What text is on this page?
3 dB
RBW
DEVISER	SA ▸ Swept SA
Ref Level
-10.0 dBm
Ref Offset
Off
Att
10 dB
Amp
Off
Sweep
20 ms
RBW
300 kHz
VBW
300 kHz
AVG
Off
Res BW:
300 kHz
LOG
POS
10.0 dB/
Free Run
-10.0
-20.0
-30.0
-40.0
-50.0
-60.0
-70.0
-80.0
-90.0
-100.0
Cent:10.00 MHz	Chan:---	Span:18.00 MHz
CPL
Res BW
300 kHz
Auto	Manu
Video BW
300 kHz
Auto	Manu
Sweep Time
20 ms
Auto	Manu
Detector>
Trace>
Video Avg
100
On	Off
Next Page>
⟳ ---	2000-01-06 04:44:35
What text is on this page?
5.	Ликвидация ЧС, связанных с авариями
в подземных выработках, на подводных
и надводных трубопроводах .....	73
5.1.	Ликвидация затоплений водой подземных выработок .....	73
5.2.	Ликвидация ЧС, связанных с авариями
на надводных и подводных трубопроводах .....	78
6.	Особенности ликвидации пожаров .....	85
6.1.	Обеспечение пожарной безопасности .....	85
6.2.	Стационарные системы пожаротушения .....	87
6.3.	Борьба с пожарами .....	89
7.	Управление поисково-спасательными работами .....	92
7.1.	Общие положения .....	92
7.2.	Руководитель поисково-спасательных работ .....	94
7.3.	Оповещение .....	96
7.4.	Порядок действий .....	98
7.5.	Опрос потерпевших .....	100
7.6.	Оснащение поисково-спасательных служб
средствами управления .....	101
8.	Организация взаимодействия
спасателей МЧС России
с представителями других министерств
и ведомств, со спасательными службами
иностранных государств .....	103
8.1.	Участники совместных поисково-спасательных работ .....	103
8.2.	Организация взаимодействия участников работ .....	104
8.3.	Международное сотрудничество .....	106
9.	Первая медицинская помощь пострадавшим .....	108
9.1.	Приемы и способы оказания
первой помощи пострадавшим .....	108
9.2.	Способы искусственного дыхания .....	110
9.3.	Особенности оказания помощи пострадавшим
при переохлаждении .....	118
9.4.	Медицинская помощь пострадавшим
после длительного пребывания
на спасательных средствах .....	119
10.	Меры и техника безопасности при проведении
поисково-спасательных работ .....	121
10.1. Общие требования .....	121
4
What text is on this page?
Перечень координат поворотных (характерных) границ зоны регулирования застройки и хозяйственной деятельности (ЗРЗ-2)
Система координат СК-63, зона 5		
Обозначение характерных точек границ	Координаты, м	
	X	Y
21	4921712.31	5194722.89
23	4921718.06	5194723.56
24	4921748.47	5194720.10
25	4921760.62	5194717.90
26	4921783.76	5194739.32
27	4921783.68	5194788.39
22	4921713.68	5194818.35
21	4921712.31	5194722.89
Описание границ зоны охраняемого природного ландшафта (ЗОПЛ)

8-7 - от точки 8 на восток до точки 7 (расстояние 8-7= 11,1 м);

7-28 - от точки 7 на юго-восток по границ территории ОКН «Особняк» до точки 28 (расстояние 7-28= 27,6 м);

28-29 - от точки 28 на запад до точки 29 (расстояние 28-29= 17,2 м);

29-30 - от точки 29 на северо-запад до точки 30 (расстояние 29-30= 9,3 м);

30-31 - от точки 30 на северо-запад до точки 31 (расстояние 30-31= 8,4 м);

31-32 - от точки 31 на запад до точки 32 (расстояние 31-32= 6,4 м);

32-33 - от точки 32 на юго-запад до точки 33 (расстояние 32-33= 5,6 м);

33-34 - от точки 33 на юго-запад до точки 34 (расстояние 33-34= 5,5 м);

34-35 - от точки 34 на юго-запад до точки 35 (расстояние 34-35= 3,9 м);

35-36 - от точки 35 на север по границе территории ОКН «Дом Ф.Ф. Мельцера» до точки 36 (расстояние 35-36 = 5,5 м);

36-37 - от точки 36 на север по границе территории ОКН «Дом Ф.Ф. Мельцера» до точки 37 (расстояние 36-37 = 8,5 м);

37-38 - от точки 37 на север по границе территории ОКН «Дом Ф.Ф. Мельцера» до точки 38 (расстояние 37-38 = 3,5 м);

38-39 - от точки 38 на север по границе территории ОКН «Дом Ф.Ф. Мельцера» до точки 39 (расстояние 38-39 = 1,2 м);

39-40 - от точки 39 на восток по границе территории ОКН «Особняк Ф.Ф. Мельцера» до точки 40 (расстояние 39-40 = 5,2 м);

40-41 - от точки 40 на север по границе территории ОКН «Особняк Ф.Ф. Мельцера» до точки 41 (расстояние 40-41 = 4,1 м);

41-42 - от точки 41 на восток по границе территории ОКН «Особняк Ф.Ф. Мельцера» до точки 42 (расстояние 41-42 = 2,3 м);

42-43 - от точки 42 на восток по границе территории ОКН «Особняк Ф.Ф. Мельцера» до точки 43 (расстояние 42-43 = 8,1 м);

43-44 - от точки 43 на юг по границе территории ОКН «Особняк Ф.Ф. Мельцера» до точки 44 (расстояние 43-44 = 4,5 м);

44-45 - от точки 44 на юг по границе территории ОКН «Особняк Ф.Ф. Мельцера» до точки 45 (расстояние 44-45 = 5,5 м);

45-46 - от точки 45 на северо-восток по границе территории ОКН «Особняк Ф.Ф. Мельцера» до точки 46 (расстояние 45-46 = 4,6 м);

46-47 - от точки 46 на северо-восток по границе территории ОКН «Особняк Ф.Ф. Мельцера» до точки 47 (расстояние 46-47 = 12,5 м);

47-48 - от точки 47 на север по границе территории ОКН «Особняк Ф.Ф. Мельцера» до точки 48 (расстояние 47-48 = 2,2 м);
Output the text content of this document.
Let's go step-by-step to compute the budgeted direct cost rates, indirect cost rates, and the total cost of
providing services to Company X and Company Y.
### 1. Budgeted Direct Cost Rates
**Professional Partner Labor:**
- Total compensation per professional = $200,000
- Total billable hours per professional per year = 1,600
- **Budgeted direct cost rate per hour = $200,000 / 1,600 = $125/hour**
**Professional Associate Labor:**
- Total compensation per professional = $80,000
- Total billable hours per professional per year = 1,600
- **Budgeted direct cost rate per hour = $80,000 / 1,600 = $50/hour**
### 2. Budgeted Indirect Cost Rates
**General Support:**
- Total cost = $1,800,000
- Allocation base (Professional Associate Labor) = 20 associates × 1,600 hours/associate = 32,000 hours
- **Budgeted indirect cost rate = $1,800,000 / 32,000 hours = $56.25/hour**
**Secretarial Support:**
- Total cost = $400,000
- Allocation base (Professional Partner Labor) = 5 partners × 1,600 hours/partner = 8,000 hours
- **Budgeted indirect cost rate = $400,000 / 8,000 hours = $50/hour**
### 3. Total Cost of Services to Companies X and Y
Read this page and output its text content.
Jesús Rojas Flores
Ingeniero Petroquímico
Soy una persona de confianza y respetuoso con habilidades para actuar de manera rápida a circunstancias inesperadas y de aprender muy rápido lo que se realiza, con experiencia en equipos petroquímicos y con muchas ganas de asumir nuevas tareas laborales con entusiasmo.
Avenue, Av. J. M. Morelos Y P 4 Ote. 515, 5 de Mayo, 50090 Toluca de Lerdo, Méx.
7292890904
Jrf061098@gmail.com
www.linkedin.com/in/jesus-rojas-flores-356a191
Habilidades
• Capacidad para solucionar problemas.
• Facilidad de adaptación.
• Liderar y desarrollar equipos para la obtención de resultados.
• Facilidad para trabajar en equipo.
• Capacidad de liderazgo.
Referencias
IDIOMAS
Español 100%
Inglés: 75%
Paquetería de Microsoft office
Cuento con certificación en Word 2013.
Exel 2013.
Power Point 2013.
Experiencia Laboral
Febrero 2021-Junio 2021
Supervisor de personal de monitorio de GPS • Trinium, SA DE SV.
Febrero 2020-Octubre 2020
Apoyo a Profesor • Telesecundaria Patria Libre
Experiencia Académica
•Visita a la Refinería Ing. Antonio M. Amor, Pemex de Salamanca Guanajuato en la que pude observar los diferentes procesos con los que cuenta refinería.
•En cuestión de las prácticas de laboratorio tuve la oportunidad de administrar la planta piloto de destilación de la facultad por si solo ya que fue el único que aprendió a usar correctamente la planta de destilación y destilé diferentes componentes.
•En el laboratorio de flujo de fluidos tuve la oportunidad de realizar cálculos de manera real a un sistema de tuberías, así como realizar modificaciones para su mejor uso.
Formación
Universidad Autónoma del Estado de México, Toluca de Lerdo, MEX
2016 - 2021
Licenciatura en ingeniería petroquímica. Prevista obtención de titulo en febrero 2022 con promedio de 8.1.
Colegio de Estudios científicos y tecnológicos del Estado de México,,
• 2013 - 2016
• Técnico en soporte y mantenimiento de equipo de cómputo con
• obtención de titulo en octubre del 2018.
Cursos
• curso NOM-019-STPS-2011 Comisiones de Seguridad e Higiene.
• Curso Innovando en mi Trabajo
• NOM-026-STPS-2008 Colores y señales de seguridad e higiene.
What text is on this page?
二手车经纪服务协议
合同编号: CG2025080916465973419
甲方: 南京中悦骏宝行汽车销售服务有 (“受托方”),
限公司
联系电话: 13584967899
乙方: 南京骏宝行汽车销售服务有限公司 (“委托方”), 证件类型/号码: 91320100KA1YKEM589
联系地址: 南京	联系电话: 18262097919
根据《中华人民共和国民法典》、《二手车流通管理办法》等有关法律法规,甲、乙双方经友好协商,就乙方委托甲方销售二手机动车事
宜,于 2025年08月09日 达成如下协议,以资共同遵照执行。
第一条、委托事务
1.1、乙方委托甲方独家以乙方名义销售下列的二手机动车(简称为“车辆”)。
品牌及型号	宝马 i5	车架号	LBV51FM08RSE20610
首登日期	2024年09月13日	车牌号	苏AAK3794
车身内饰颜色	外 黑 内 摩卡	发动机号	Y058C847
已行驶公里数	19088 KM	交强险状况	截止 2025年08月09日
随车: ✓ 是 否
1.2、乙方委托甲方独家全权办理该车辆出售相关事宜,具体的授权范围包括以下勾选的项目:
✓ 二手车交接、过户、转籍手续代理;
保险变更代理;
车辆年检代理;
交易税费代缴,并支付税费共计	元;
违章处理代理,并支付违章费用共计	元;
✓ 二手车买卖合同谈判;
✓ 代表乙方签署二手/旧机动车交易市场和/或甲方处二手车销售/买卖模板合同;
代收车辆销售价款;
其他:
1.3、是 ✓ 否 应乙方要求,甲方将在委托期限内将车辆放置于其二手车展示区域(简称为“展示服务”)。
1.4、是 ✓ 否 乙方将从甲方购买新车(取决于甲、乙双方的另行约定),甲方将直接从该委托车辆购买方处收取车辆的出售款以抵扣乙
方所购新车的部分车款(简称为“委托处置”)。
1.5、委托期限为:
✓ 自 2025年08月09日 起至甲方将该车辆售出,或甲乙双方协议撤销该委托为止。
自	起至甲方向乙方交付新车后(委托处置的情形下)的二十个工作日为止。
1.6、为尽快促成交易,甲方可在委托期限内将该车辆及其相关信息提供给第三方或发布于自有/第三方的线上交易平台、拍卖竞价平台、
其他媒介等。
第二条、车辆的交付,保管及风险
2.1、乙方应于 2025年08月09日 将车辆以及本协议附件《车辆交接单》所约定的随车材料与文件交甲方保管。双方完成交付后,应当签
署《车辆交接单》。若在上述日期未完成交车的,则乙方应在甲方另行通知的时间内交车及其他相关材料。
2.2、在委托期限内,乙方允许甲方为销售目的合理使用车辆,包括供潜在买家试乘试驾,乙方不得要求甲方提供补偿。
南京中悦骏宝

####################

## WORK TO COMPLETE
Among the records above, find each line holding the string "STPS" and pull it out.

## SOLUTION TO THE PROBLEM
• curso NOM-019-STPS-2011 Comisiones de Seguridad e Higiene.
• NOM-026-STPS-2008 Colores y señales de seguridad e higiene.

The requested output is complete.